▸ **Challenge**:
Copy out every line of the records where the string "well" occurs.

▸ **Dataset extract**:
___
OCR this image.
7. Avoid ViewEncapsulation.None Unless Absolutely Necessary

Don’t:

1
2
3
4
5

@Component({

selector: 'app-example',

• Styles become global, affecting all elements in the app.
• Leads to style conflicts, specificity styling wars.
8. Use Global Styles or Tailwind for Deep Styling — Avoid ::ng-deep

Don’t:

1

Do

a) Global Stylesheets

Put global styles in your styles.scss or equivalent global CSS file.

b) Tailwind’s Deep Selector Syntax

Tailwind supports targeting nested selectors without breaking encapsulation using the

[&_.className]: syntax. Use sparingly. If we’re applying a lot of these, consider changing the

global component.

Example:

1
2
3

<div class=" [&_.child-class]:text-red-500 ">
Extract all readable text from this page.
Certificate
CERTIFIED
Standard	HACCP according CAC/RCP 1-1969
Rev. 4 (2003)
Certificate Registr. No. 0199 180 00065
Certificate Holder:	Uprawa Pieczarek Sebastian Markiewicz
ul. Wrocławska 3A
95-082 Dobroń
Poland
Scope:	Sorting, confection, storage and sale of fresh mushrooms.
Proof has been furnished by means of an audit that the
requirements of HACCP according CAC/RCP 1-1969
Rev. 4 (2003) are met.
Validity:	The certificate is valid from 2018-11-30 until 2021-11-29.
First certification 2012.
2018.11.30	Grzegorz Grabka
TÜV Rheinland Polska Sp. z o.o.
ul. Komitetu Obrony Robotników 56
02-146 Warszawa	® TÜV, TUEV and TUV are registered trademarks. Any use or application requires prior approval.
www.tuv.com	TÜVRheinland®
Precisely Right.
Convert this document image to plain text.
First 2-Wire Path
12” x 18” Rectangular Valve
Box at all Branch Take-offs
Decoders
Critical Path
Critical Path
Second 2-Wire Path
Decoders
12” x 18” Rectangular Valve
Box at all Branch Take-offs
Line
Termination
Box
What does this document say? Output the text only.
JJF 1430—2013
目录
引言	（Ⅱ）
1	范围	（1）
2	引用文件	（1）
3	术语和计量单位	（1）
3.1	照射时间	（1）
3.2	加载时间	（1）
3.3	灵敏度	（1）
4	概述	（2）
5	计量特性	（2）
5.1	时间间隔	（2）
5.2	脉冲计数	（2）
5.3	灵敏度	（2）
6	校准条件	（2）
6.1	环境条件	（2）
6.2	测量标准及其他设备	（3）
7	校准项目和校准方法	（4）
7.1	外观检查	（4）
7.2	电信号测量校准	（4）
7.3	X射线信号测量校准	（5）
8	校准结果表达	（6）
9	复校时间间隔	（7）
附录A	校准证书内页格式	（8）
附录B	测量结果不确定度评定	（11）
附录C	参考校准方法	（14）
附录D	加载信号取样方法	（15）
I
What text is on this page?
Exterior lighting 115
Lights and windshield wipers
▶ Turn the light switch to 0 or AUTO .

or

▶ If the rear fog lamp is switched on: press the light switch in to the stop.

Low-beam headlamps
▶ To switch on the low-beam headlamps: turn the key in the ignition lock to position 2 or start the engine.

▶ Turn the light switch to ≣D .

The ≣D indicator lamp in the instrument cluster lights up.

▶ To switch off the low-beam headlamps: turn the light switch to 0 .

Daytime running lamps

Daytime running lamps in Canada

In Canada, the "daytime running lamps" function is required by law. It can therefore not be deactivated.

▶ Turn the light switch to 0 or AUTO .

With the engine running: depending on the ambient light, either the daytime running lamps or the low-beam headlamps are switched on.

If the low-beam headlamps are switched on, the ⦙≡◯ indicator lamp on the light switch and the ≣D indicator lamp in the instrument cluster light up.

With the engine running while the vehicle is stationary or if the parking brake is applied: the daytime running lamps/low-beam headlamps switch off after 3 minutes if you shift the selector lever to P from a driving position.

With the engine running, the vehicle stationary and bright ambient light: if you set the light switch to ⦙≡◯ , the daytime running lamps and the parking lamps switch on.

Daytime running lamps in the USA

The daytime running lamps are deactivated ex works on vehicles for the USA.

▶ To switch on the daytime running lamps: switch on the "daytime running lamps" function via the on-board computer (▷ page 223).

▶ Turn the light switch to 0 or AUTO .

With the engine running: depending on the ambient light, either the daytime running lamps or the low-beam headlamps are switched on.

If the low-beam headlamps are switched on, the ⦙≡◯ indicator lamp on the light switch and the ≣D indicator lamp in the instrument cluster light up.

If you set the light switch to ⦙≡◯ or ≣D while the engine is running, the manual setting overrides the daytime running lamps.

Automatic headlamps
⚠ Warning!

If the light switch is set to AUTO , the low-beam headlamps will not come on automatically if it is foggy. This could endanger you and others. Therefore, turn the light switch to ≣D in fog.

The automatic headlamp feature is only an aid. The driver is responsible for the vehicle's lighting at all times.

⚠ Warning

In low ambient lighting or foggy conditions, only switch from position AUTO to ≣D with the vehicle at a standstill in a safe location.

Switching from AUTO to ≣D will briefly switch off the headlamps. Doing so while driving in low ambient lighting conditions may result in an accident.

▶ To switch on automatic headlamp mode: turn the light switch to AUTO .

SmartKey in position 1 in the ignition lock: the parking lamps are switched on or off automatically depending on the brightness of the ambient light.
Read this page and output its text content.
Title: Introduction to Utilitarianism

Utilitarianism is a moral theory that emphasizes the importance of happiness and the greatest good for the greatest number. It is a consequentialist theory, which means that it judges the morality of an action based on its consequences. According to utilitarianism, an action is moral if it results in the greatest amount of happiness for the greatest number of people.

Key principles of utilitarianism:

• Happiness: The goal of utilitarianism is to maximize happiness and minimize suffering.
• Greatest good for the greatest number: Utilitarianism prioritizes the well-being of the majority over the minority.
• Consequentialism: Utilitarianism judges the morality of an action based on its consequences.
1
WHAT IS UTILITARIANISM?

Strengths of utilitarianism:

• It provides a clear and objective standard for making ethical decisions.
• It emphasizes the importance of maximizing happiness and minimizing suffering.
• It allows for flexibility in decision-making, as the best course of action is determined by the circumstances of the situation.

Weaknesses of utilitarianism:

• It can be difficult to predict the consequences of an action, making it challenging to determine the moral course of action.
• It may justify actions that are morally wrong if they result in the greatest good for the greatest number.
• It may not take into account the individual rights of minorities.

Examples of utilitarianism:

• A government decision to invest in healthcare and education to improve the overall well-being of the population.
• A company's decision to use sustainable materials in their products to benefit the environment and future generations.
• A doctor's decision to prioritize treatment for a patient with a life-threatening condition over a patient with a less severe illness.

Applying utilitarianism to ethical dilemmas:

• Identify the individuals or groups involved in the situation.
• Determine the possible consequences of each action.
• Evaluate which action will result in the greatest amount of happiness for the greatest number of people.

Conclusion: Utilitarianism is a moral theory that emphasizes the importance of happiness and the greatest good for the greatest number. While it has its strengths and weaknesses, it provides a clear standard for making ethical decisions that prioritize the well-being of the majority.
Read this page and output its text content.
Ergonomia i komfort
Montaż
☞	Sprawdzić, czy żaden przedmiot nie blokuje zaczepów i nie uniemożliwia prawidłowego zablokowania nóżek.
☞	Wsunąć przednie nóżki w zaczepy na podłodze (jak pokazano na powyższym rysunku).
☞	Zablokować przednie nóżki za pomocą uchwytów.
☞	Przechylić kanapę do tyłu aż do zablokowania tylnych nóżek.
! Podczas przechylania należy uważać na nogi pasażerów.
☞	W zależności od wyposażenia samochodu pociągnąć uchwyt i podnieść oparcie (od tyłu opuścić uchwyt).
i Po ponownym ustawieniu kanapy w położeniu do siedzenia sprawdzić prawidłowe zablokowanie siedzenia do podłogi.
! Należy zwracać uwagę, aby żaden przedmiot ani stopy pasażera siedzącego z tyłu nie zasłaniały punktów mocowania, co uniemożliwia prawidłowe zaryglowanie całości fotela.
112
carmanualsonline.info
___
▸ **Output of the exercise**:
• Greatest good for the greatest number: Utilitarianism prioritizes the well-being of the majority over the minority.
• A government decision to invest in healthcare and education to improve the overall well-being of the population.
Conclusion: Utilitarianism is a moral theory that emphasizes the importance of happiness and the greatest good for the greatest number. While it has its strengths and weaknesses, it provides a clear standard for making ethical decisions that prioritize the well-being of the majority.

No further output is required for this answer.